[[ Supplied records open ]]

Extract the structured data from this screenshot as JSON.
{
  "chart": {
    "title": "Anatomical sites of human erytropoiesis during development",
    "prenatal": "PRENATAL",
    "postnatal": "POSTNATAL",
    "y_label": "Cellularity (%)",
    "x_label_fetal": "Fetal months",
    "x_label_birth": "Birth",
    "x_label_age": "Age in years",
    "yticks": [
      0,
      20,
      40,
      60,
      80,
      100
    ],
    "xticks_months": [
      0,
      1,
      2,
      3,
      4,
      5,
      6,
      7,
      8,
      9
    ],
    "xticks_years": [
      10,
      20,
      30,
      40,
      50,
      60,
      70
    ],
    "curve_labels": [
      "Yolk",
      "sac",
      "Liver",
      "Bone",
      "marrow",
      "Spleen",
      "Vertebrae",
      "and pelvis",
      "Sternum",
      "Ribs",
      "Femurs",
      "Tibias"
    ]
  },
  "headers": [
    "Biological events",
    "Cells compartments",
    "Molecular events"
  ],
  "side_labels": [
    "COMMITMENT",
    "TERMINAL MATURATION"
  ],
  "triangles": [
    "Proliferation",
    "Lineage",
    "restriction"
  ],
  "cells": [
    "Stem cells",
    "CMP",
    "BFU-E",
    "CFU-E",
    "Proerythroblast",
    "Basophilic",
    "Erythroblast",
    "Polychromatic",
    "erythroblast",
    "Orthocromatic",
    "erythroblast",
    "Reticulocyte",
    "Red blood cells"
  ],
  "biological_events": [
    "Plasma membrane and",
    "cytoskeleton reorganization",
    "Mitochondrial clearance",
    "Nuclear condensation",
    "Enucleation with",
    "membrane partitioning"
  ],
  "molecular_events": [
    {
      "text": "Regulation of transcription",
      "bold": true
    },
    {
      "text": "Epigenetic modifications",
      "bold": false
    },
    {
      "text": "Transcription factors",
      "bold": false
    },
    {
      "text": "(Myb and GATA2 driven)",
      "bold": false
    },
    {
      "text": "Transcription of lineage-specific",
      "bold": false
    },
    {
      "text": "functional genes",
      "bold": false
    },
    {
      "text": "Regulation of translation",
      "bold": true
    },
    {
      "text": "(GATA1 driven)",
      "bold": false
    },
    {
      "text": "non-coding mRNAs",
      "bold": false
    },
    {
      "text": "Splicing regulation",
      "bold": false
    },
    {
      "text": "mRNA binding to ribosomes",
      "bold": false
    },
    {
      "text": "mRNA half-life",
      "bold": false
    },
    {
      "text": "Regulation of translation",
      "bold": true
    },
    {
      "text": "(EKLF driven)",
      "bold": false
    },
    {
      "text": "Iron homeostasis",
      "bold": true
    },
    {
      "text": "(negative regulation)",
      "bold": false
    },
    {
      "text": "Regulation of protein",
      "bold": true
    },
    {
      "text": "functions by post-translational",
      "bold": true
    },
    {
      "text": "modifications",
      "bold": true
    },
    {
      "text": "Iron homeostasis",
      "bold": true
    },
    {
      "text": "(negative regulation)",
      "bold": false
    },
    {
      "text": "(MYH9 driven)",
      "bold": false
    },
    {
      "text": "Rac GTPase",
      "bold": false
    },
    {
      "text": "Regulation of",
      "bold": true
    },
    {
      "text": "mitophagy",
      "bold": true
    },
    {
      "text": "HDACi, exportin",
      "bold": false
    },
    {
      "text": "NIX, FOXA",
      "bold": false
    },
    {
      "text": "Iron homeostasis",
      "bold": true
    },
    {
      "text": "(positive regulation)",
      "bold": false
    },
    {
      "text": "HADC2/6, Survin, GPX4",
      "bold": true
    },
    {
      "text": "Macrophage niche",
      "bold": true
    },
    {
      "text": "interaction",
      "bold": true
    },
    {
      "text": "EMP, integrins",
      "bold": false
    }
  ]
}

[[ Supplied records closed ]]

What is required: All the data above must be copied again. Leave nothing out.

Your solution:
Extract the structured data from this screenshot as JSON.
{
  "chart": {
    "title": "Anatomical sites of human erytropoiesis during development",
    "prenatal": "PRENATAL",
    "postnatal": "POSTNATAL",
    "y_label": "Cellularity (%)",
    "x_label_fetal": "Fetal months",
    "x_label_birth": "Birth",
    "x_label_age": "Age in years",
    "yticks": [
      0,
      20,
      40,
      60,
      80,
      100
    ],
    "xticks_months": [
      0,
      1,
      2,
      3,
      4,
      5,
      6,
      7,
      8,
      9
    ],
    "xticks_years": [
      10,
      20,
      30,
      40,
      50,
      60,
      70
    ],
    "curve_labels": [
      "Yolk",
      "sac",
      "Liver",
      "Bone",
      "marrow",
      "Spleen",
      "Vertebrae",
      "and pelvis",
      "Sternum",
      "Ribs",
      "Femurs",
      "Tibias"
    ]
  },
  "headers": [
    "Biological events",
    "Cells compartments",
    "Molecular events"
  ],
  "side_labels": [
    "COMMITMENT",
    "TERMINAL MATURATION"
  ],
  "triangles": [
    "Proliferation",
    "Lineage",
    "restriction"
  ],
  "cells": [
    "Stem cells",
    "CMP",
    "BFU-E",
    "CFU-E",
    "Proerythroblast",
    "Basophilic",
    "Erythroblast",
    "Polychromatic",
    "erythroblast",
    "Orthocromatic",
    "erythroblast",
    "Reticulocyte",
    "Red blood cells"
  ],
  "biological_events": [
    "Plasma membrane and",
    "cytoskeleton reorganization",
    "Mitochondrial clearance",
    "Nuclear condensation",
    "Enucleation with",
    "membrane partitioning"
  ],
  "molecular_events": [
    {
      "text": "Regulation of transcription",
      "bold": true
    },
    {
      "text": "Epigenetic modifications",
      "bold": false
    },
    {
      "text": "Transcription factors",
      "bold": false
    },
    {
      "text": "(Myb and GATA2 driven)",
      "bold": false
    },
    {
      "text": "Transcription of lineage-specific",
      "bold": false
    },
    {
      "text": "functional genes",
      "bold": false
    },
    {
      "text": "Regulation of translation",
      "bold": true
    },
    {
      "text": "(GATA1 driven)",
      "bold": false
    },
    {
      "text": "non-coding mRNAs",
      "bold": false
    },
    {
      "text": "Splicing regulation",
      "bold": false
    },
    {
      "text": "mRNA binding to ribosomes",
      "bold": false
    },
    {
      "text": "mRNA half-life",
      "bold": false
    },
    {
      "text": "Regulation of translation",
      "bold": true
    },
    {
      "text": "(EKLF driven)",
      "bold": false
    },
    {
      "text": "Iron homeostasis",
      "bold": true
    },
    {
      "text": "(negative regulation)",
      "bold": false
    },
    {
      "text": "Regulation of protein",
      "bold": true
    },
    {
      "text": "functions by post-translational",
      "bold": true
    },
    {
      "text": "modifications",
      "bold": true
    },
    {
      "text": "Iron homeostasis",
      "bold": true
    },
    {
      "text": "(negative regulation)",
      "bold": false
    },
    {
      "text": "(MYH9 driven)",
      "bold": false
    },
    {
      "text": "Rac GTPase",
      "bold": false
    },
    {
      "text": "Regulation of",
      "bold": true
    },
    {
      "text": "mitophagy",
      "bold": true
    },
    {
      "text": "HDACi, exportin",
      "bold": false
    },
    {
      "text": "NIX, FOXA",
      "bold": false
    },
    {
      "text": "Iron homeostasis",
      "bold": true
    },
    {
      "text": "(positive regulation)",
      "bold": false
    },
    {
      "text": "HADC2/6, Survin, GPX4",
      "bold": true
    },
    {
      "text": "Macrophage niche",
      "bold": true
    },
    {
      "text": "interaction",
      "bold": true
    },
    {
      "text": "EMP, integrins",
      "bold": false
    }
  ]
}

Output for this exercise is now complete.